┌─ SUPPLIED DATA

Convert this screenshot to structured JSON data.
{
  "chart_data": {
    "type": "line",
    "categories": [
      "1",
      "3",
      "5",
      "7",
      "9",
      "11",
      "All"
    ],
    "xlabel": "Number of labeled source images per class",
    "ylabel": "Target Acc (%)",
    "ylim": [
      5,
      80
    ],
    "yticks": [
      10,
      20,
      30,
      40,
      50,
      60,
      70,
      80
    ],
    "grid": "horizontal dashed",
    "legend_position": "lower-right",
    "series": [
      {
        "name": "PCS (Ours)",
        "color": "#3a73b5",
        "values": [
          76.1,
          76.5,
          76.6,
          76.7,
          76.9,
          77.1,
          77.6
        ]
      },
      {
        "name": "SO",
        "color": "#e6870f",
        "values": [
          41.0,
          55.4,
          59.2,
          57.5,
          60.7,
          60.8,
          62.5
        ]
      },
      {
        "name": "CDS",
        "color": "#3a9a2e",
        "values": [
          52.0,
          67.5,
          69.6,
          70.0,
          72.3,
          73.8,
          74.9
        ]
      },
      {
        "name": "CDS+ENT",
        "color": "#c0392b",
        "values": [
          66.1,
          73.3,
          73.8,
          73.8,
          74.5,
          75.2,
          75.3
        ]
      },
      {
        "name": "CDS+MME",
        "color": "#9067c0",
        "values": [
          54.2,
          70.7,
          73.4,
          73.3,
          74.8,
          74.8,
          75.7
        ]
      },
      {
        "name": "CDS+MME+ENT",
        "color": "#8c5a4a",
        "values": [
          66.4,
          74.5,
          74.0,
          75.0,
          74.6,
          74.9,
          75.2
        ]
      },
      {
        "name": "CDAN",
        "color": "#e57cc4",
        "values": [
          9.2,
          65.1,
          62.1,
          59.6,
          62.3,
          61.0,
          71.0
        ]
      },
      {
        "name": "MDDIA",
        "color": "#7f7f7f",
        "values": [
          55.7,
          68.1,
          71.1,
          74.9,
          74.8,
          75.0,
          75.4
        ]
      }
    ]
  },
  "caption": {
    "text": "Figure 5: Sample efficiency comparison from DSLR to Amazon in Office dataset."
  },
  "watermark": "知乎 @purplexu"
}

└─

• REQUIREMENT: Some lines of the records may hold the word "color". How many do? Answer with a number and nothing else.

• COMPLETE RESPONSE: 8